What to work on
From the listing below, copy every line with the word "back".

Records
____

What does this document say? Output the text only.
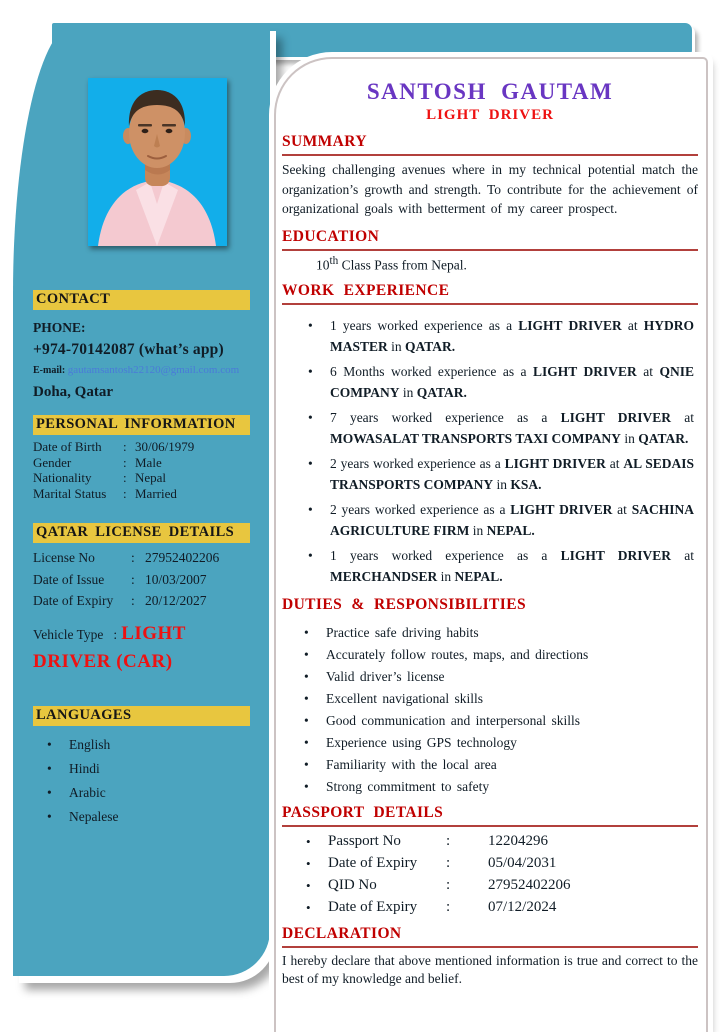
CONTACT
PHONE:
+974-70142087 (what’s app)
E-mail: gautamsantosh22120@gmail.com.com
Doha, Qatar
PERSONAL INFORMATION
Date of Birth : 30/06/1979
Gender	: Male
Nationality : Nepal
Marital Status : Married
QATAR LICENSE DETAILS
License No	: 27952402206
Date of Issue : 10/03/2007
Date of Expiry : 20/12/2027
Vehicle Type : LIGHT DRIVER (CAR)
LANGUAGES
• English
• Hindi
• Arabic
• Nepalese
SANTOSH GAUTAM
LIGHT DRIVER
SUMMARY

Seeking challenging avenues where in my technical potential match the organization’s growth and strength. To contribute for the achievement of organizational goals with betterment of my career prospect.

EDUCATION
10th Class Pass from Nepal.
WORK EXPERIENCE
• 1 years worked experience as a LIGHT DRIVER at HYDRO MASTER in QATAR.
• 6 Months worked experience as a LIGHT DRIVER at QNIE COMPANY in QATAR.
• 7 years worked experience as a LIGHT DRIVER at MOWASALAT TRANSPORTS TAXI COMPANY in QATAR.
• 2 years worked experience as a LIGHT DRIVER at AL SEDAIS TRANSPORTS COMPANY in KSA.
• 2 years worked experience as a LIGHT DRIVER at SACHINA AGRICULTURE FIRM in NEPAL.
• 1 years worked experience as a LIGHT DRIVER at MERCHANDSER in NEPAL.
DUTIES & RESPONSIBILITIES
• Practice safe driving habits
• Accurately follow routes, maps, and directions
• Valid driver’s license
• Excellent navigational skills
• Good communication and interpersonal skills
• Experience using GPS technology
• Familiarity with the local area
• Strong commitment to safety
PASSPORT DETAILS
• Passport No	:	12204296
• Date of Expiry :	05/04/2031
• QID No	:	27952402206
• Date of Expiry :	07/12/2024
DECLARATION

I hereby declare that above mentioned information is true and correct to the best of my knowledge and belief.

____

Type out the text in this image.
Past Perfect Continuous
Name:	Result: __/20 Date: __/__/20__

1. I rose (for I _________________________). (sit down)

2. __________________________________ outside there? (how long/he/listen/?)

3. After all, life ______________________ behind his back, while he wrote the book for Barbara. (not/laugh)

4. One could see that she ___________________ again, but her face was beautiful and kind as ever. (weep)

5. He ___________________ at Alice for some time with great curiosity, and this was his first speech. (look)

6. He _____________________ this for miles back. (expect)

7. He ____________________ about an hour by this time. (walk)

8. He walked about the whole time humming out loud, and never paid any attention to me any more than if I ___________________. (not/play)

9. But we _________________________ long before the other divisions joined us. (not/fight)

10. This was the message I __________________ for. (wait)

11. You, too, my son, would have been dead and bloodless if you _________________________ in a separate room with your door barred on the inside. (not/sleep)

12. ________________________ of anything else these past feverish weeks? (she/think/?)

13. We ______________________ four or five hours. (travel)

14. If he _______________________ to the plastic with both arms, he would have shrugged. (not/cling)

____

Response
3. After all, life ______________________ behind his back, while he wrote the book for Barbara. (not/laugh)
6. He _____________________ this for miles back. (expect)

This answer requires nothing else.